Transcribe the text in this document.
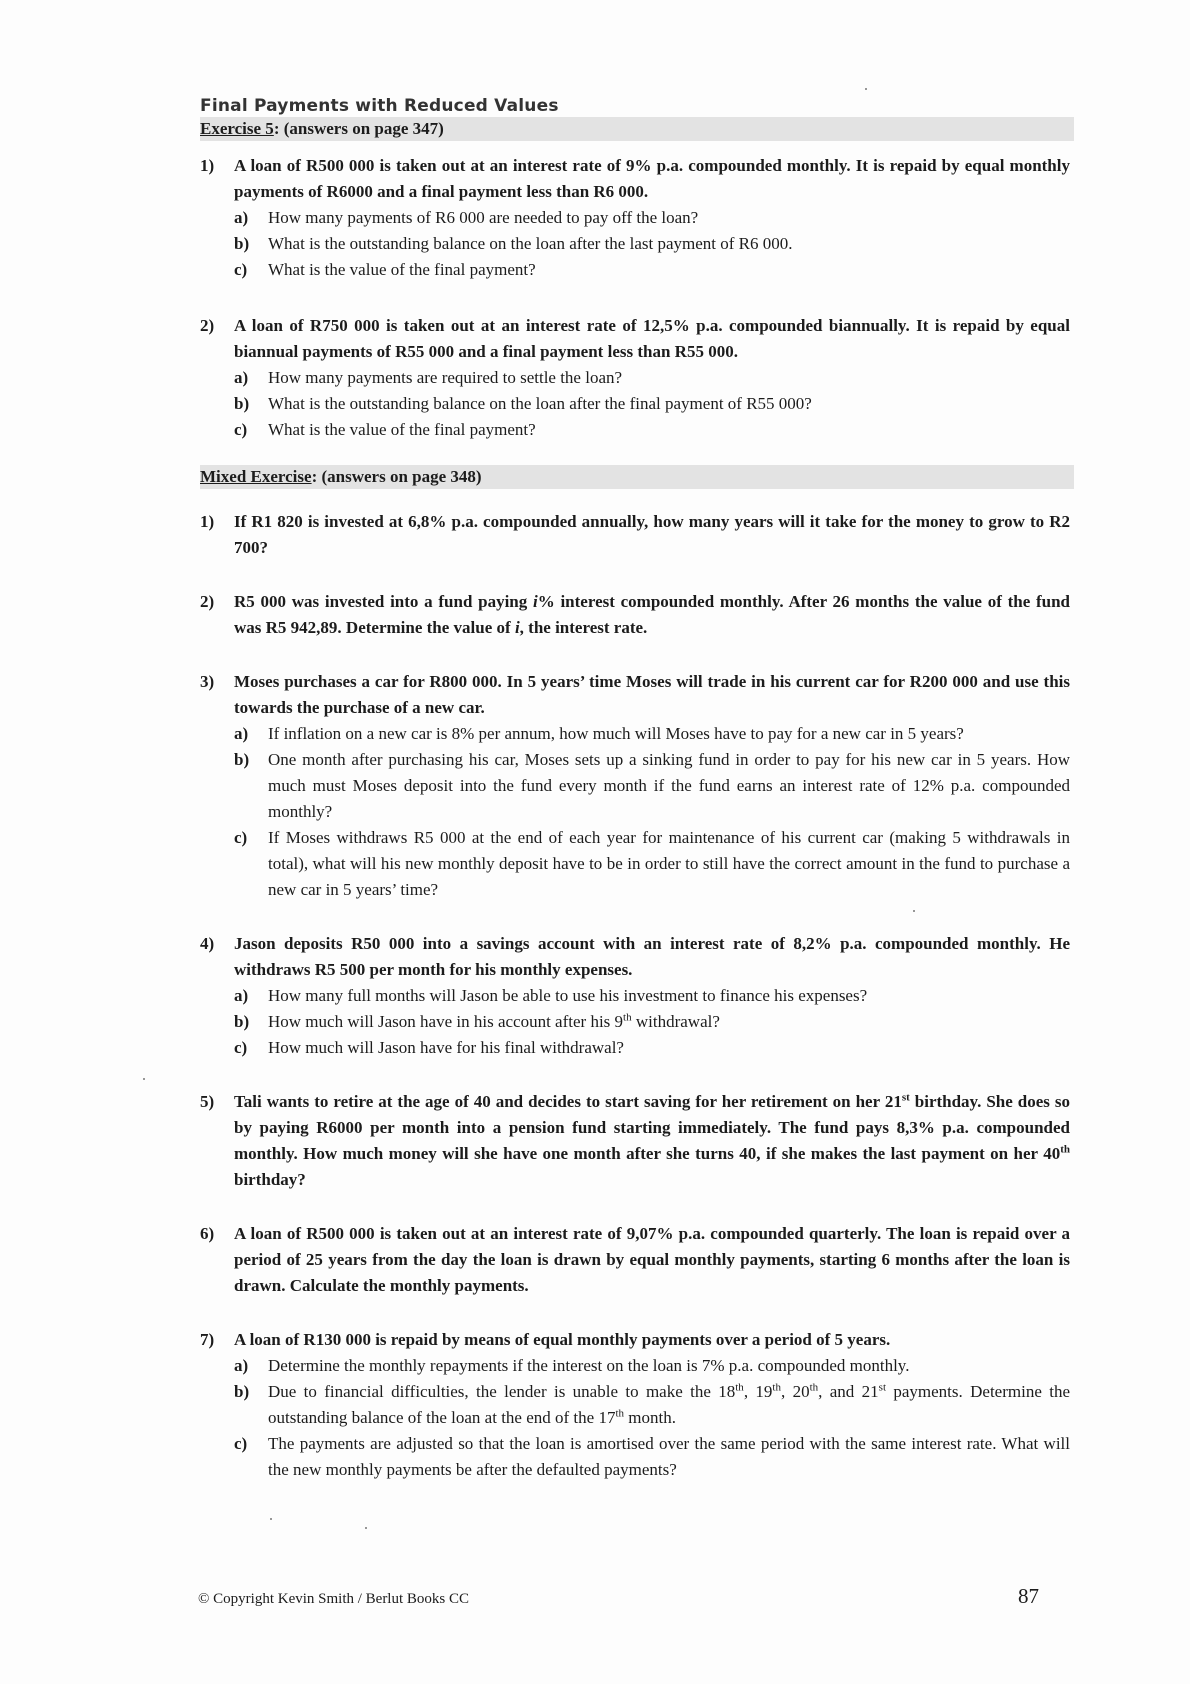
Final Payments with Reduced Values
Exercise 5: (answers on page 347)
1)	A loan of R500 000 is taken out at an interest rate of 9% p.a. compounded monthly. It is repaid by equal monthly payments of R6000 and a final payment less than R6 000.
a)	How many payments of R6 000 are needed to pay off the loan?
b)	What is the outstanding balance on the loan after the last payment of R6 000.
c)	What is the value of the final payment?
2)	A loan of R750 000 is taken out at an interest rate of 12,5% p.a. compounded biannually. It is repaid by equal biannual payments of R55 000 and a final payment less than R55 000.
a)	How many payments are required to settle the loan?
b)	What is the outstanding balance on the loan after the final payment of R55 000?
c)	What is the value of the final payment?
Mixed Exercise: (answers on page 348)
1)	If R1 820 is invested at 6,8% p.a. compounded annually, how many years will it take for the money to grow to R2 700?
2)	R5 000 was invested into a fund paying i% interest compounded monthly. After 26 months the value of the fund was R5 942,89. Determine the value of i, the interest rate.
3)	Moses purchases a car for R800 000. In 5 years’ time Moses will trade in his current car for R200 000 and use this towards the purchase of a new car.
a)	If inflation on a new car is 8% per annum, how much will Moses have to pay for a new car in 5 years?
b)	One month after purchasing his car, Moses sets up a sinking fund in order to pay for his new car in 5 years. How much must Moses deposit into the fund every month if the fund earns an interest rate of 12% p.a. compounded monthly?
c)	If Moses withdraws R5 000 at the end of each year for maintenance of his current car (making 5 withdrawals in total), what will his new monthly deposit have to be in order to still have the correct amount in the fund to purchase a new car in 5 years’ time?
4)	Jason deposits R50 000 into a savings account with an interest rate of 8,2% p.a. compounded monthly. He withdraws R5 500 per month for his monthly expenses.
a)	How many full months will Jason be able to use his investment to finance his expenses?
b)	How much will Jason have in his account after his 9th withdrawal?
c)	How much will Jason have for his final withdrawal?
5)	Tali wants to retire at the age of 40 and decides to start saving for her retirement on her 21st birthday. She does so by paying R6000 per month into a pension fund starting immediately. The fund pays 8,3% p.a. compounded monthly. How much money will she have one month after she turns 40, if she makes the last payment on her 40th birthday?
6)	A loan of R500 000 is taken out at an interest rate of 9,07% p.a. compounded quarterly. The loan is repaid over a period of 25 years from the day the loan is drawn by equal monthly payments, starting 6 months after the loan is drawn. Calculate the monthly payments.
7)	A loan of R130 000 is repaid by means of equal monthly payments over a period of 5 years.
a)	Determine the monthly repayments if the interest on the loan is 7% p.a. compounded monthly.
b)	Due to financial difficulties, the lender is unable to make the 18th, 19th, 20th, and 21st payments. Determine the outstanding balance of the loan at the end of the 17th month.
c)	The payments are adjusted so that the loan is amortised over the same period with the same interest rate. What will the new monthly payments be after the defaulted payments?
© Copyright Kevin Smith / Berlut Books CC	87
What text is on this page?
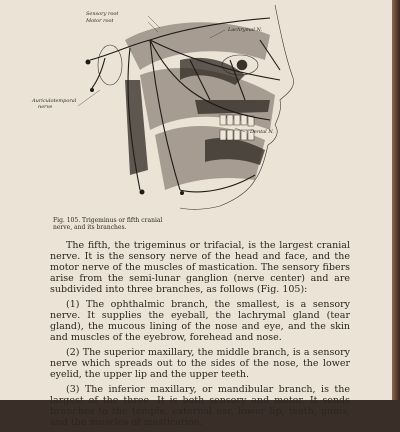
Sensory root
Motor root
Lachrymal N.
Auriculotemporal
nerve
Dental N.

Fig. 105. Trigeminus or fifth cranial

nerve, and its branches.

The fifth, the trigeminus or trifacial, is the largest cranial nerve. It is the sensory nerve of the head and face, and the motor nerve of the muscles of mastication. The sensory fibers arise from the semi-lunar ganglion (nerve center) and are subdivided into three branches, as follows (Fig. 105):

(1) The ophthalmic branch, the smallest, is a sensory nerve. It supplies the eyeball, the lachrymal gland (tear gland), the mucous lining of the nose and eye, and the skin and muscles of the eyebrow, forehead and nose.

(2) The superior maxillary, the middle branch, is a sensory nerve which spreads out to the sides of the nose, the lower eyelid, the upper lip and the upper teeth.

(3) The inferior maxillary, or mandibular branch, is the largest of the three. It is both sensory and motor. It sends branches to the temple, external ear, lower lip, teeth, gums, and the muscles of mastication.
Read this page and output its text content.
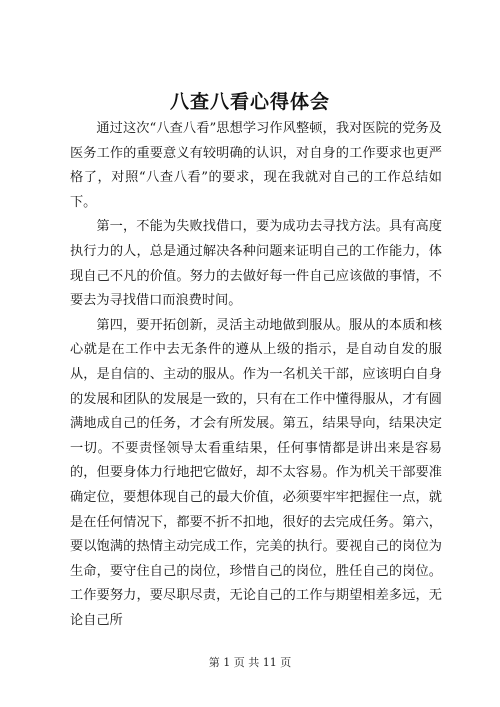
八查八看心得体会

通过这次“八查八看”思想学习作风整顿，我对医院的党务及医务工作的重要意义有较明确的认识，对自身的工作要求也更严格了，对照“八查八看”的要求，现在我就对自己的工作总结如下。

第一，不能为失败找借口，要为成功去寻找方法。具有高度执行力的人，总是通过解决各种问题来证明自己的工作能力，体现自己不凡的价值。努力的去做好每一件自己应该做的事情，不要去为寻找借口而浪费时间。

第四，要开拓创新，灵活主动地做到服从。服从的本质和核心就是在工作中去无条件的遵从上级的指示，是自动自发的服从，是自信的、主动的服从。作为一名机关干部，应该明白自身的发展和团队的发展是一致的，只有在工作中懂得服从，才有圆满地成自己的任务，才会有所发展。第五，结果导向，结果决定一切。不要责怪领导太看重结果，任何事情都是讲出来是容易的，但要身体力行地把它做好，却不太容易。作为机关干部要准确定位，要想体现自己的最大价值，必须要牢牢把握住一点，就是在任何情况下，都要不折不扣地，很好的去完成任务。第六，要以饱满的热情主动完成工作，完美的执行。要视自己的岗位为生命，要守住自己的岗位，珍惜自己的岗位，胜任自己的岗位。工作要努力，要尽职尽责，无论自己的工作与期望相差多远，无论自己所

第 1 页 共 11 页
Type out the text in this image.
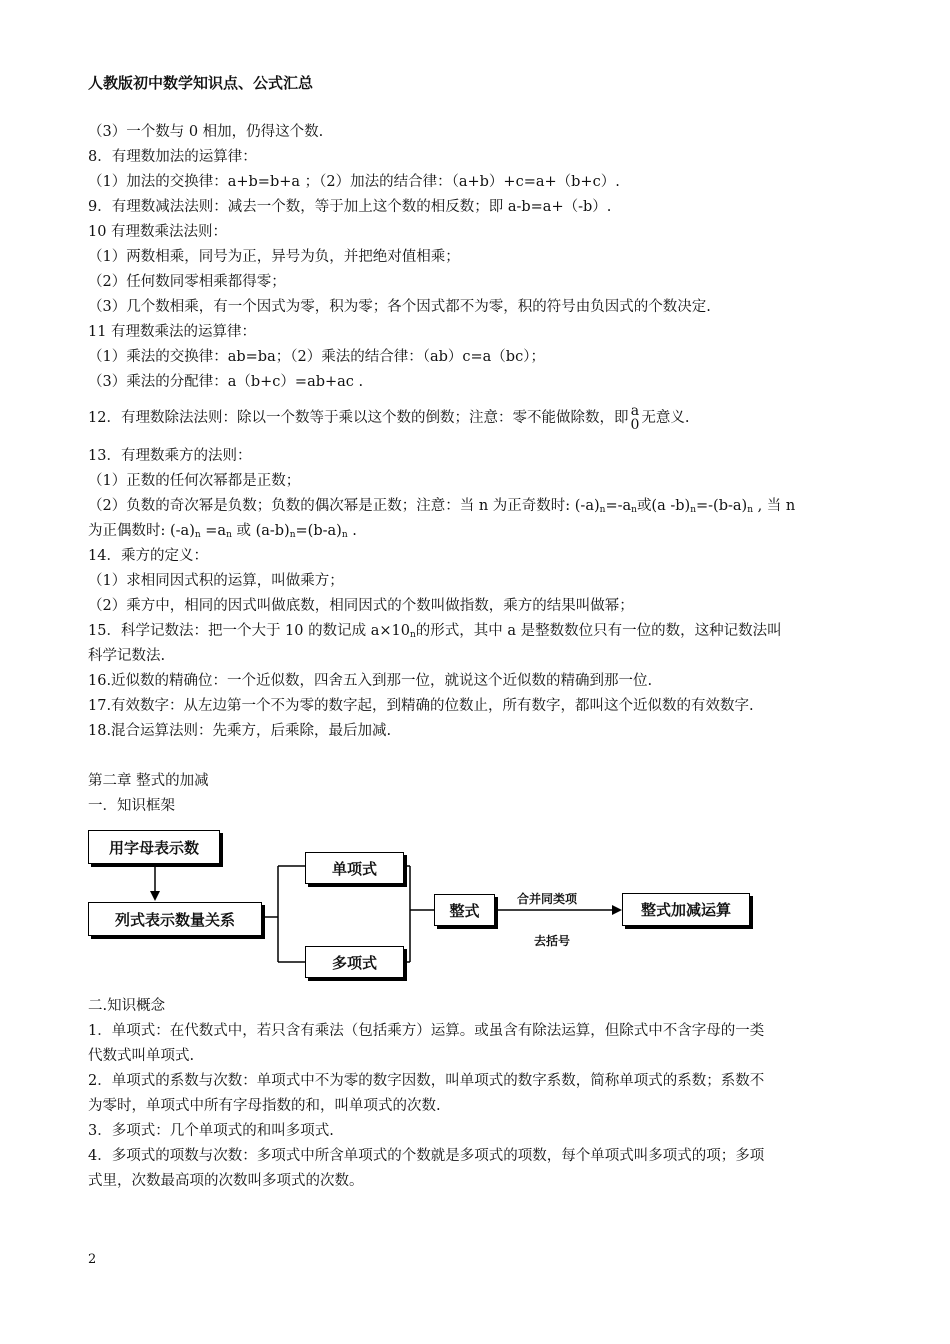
人教版初中数学知识点、公式汇总
（3）一个数与 0 相加，仍得这个数.
8．有理数加法的运算律：
（1）加法的交换律：a+b=b+a ；（2）加法的结合律：（a+b）+c=a+（b+c）.
9．有理数减法法则：减去一个数，等于加上这个数的相反数；即 a-b=a+（-b）.
10 有理数乘法法则：
（1）两数相乘，同号为正，异号为负，并把绝对值相乘；
（2）任何数同零相乘都得零；
（3）几个数相乘，有一个因式为零，积为零；各个因式都不为零，积的符号由负因式的个数决定.
11 有理数乘法的运算律：
（1）乘法的交换律：ab=ba；（2）乘法的结合律：（ab）c=a（bc）；
（3）乘法的分配律：a（b+c）=ab+ac .
12．有理数除法法则：除以一个数等于乘以这个数的倒数；注意：零不能做除数，即 a
0 无意义.
13．有理数乘方的法则：
（1）正数的任何次幂都是正数；
（2）负数的奇次幂是负数；负数的偶次幂是正数；注意：当 n 为正奇数时: $(-a)_n=-a_n$或(a $-b)_n=-(b-a)_n$ , 当 n
为正偶数时: $(-a)_n =a_n$ 或 $(a-b)_n=(b-a)_n$ .
14．乘方的定义：
（1）求相同因式积的运算，叫做乘方；
（2）乘方中，相同的因式叫做底数，相同因式的个数叫做指数，乘方的结果叫做幂；
15．科学记数法：把一个大于 10 的数记成 $a\times 10_n$的形式，其中 a 是整数数位只有一位的数，这种记数法叫
科学记数法.
16.近似数的精确位：一个近似数，四舍五入到那一位，就说这个近似数的精确到那一位.
17.有效数字：从左边第一个不为零的数字起，到精确的位数止，所有数字，都叫这个近似数的有效数字.
18.混合运算法则：先乘方，后乘除，最后加减.
第二章 整式的加减
一．知识框架
用字母表示数
列式表示数量关系
单项式
多项式
整式	整式加减运算
合并同类项
去括号
二.知识概念
1．单项式：在代数式中，若只含有乘法（包括乘方）运算。或虽含有除法运算，但除式中不含字母的一类
代数式叫单项式.
2．单项式的系数与次数：单项式中不为零的数字因数，叫单项式的数字系数，简称单项式的系数；系数不
为零时，单项式中所有字母指数的和，叫单项式的次数.
3．多项式：几个单项式的和叫多项式.
4．多项式的项数与次数：多项式中所含单项式的个数就是多项式的项数，每个单项式叫多项式的项；多项
式里，次数最高项的次数叫多项式的次数。
2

PROBLEM DESCRIPTION: In the records above, locate every line with the string "answers" and copy it.

SOLVED PROBLEM:
Exercise 5: (answers on page 347)
Mixed Exercise: (answers on page 348)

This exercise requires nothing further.